:: Records for this task ::
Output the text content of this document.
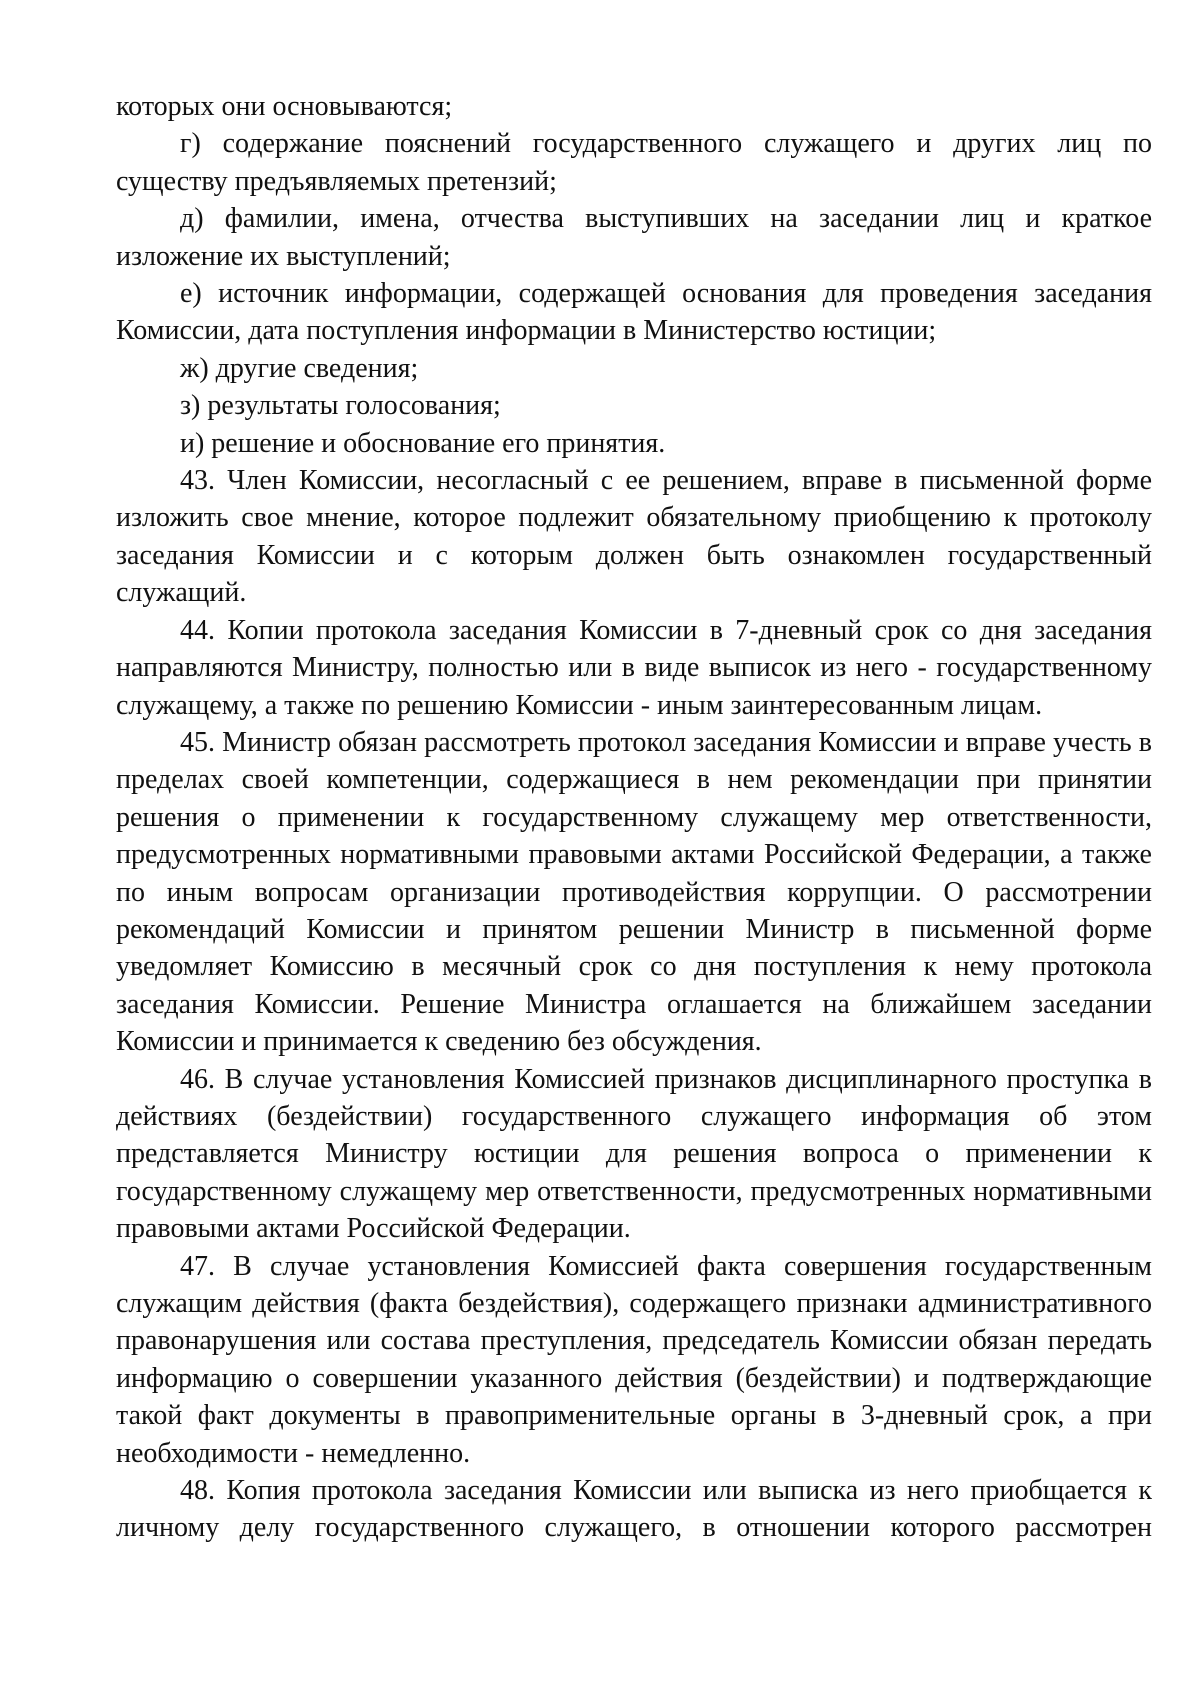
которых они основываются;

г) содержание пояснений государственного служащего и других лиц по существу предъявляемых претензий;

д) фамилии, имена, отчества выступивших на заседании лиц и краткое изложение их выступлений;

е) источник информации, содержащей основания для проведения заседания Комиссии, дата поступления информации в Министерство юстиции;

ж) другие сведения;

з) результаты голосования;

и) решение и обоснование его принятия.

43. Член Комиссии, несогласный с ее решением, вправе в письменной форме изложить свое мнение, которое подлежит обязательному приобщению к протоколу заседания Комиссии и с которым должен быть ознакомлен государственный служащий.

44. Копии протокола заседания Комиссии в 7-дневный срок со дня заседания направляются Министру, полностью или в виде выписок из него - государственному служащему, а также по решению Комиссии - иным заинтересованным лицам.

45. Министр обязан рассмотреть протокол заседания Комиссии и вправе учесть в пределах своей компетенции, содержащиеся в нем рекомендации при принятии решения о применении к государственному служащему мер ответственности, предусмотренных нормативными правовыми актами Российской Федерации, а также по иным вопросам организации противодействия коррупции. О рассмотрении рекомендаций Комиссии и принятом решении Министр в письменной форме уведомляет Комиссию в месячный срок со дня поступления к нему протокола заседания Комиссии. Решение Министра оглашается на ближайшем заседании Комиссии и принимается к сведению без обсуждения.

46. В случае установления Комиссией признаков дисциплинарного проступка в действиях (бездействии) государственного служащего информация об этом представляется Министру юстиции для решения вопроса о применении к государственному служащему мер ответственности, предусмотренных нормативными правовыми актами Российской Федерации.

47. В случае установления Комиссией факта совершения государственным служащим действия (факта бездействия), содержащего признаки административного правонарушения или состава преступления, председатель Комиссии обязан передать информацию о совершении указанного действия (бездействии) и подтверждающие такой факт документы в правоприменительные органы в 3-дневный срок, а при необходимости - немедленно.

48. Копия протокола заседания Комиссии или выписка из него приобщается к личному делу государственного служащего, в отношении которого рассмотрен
:::
:: Records for this task ::
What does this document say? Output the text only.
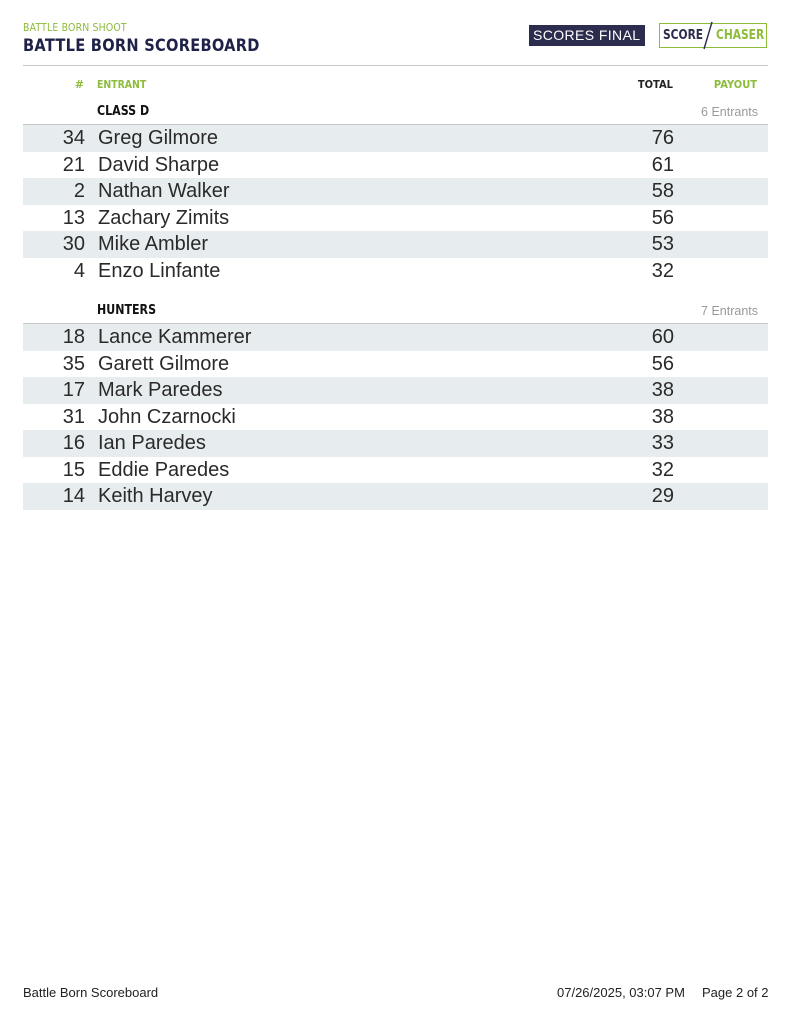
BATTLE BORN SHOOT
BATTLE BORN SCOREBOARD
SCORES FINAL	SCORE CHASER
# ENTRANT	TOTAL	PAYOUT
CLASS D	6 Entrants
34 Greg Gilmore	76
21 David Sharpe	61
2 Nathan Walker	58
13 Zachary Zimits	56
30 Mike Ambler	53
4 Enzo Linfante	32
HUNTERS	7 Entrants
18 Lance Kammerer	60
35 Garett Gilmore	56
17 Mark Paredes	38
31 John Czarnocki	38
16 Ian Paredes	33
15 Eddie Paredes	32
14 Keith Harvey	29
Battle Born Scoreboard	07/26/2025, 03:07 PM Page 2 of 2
:::
:: Records for this task ::
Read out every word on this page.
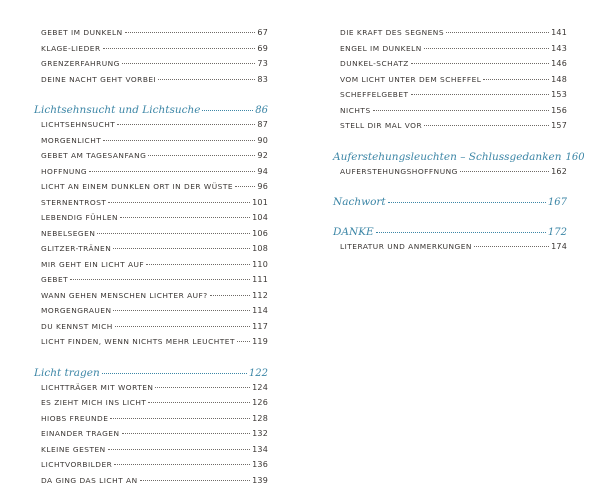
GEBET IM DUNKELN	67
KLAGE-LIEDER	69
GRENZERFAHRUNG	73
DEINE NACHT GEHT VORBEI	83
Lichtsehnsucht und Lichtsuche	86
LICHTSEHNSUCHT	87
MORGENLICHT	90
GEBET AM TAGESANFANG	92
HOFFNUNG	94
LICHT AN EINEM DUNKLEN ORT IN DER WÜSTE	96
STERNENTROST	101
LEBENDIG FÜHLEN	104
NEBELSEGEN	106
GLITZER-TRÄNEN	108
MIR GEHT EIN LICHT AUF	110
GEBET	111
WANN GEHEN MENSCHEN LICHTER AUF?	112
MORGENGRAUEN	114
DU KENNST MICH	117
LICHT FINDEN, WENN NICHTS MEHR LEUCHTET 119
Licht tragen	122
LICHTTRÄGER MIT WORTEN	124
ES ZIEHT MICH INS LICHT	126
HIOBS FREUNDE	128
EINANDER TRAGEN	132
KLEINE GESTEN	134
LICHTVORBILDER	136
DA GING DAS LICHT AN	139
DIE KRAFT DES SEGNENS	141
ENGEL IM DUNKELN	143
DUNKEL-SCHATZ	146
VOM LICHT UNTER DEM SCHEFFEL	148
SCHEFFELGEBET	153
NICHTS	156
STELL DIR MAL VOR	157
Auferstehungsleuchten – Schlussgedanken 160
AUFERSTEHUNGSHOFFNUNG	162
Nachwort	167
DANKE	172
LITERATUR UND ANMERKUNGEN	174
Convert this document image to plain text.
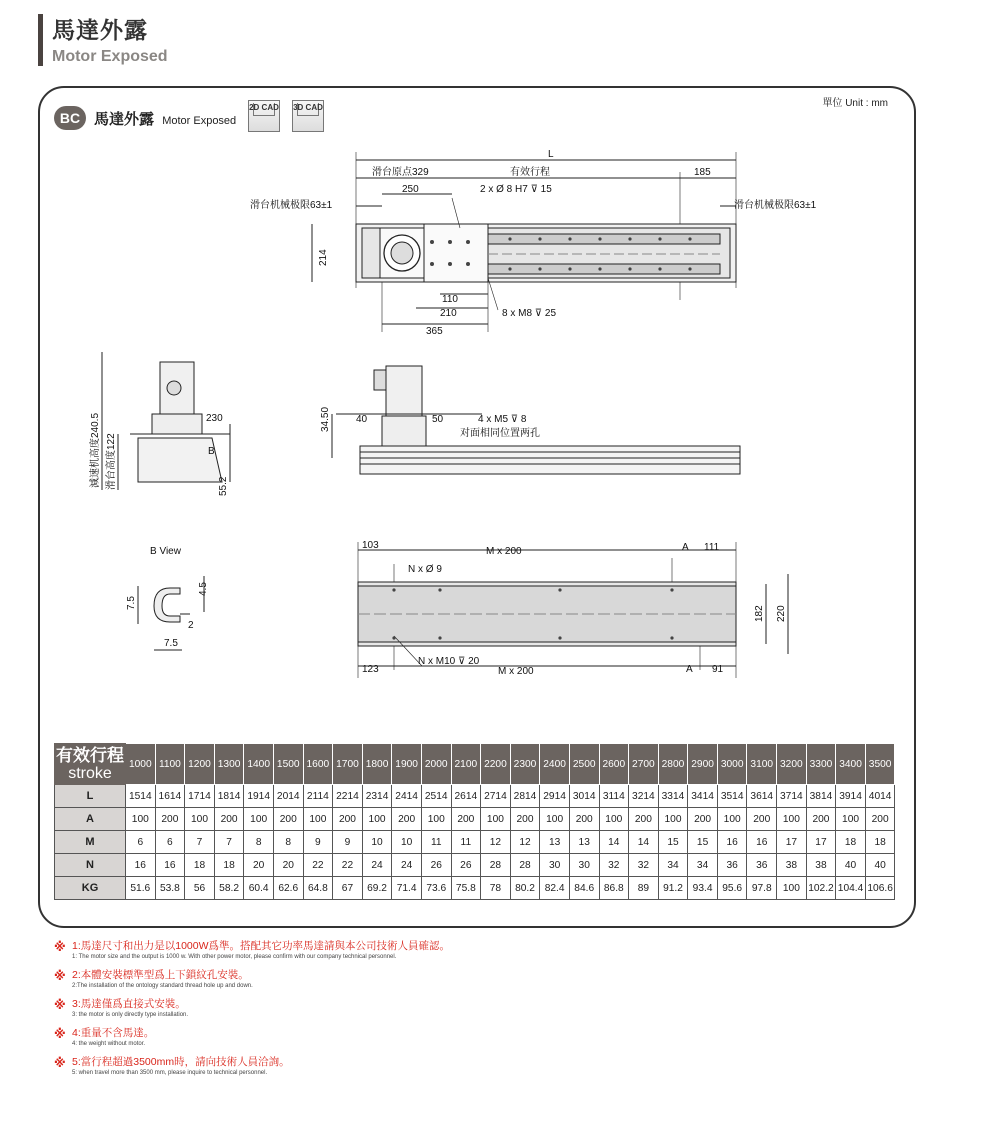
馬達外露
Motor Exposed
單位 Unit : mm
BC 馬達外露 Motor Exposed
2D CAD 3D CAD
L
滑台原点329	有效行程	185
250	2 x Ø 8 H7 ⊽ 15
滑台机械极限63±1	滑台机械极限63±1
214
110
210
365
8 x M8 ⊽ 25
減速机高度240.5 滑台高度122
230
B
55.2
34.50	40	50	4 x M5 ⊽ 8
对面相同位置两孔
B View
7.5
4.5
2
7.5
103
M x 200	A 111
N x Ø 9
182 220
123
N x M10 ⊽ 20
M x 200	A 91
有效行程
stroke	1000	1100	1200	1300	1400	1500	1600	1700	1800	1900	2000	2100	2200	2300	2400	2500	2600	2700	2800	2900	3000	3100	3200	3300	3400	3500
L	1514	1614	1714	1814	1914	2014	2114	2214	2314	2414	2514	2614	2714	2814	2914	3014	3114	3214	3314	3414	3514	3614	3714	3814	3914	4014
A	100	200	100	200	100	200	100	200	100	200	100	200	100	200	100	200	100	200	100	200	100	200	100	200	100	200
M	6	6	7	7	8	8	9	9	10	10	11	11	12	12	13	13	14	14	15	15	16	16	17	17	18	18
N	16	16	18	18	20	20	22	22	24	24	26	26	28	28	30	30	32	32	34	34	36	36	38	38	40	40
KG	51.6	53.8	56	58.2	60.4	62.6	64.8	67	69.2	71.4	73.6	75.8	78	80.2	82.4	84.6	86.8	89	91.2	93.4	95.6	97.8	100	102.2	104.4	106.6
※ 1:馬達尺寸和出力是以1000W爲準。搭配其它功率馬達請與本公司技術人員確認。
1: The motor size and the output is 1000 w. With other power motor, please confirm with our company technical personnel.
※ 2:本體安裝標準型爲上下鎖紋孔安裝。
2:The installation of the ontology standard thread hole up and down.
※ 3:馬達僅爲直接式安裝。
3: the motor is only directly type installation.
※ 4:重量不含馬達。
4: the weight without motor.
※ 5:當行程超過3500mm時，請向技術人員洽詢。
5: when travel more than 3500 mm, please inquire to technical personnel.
:::
# Given problem
Check each line of the entries for the string "personnel". Copy the lines that have it.

# Result of the exercise
1: The motor size and the output is 1000 w. With other power motor, please confirm with our company technical personnel.
5: when travel more than 3500 mm, please inquire to technical personnel.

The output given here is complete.